* [What to produce]
Copy out the material below in full, but not its images.

==============================

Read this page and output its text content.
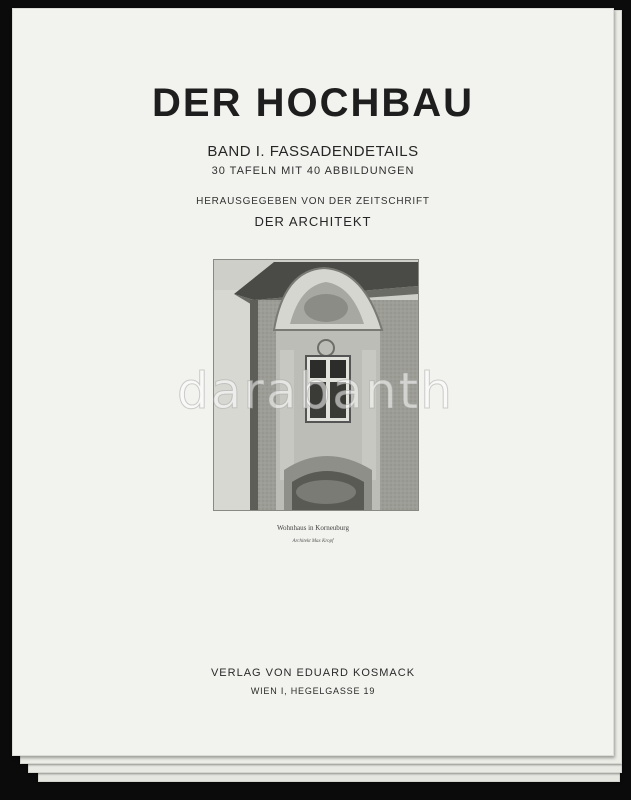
DER HOCHBAU
BAND I. FASSADENDETAILS
30 TAFELN MIT 40 ABBILDUNGEN
HERAUSGEGEBEN VON DER ZEITSCHRIFT
DER ARCHITEKT
Wohnhaus in Korneuburg
Architekt Max Kropf
VERLAG VON EDUARD KOSMACK
WIEN I, HEGELGASSE 19
darabanth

==============================

* [Result for this task]
Read this page and output its text content.
DER HOCHBAU
BAND I. FASSADENDETAILS
30 TAFELN MIT 40 ABBILDUNGEN
HERAUSGEGEBEN VON DER ZEITSCHRIFT
DER ARCHITEKT
Wohnhaus in Korneuburg
Architekt Max Kropf
VERLAG VON EDUARD KOSMACK
WIEN I, HEGELGASSE 19
darabanth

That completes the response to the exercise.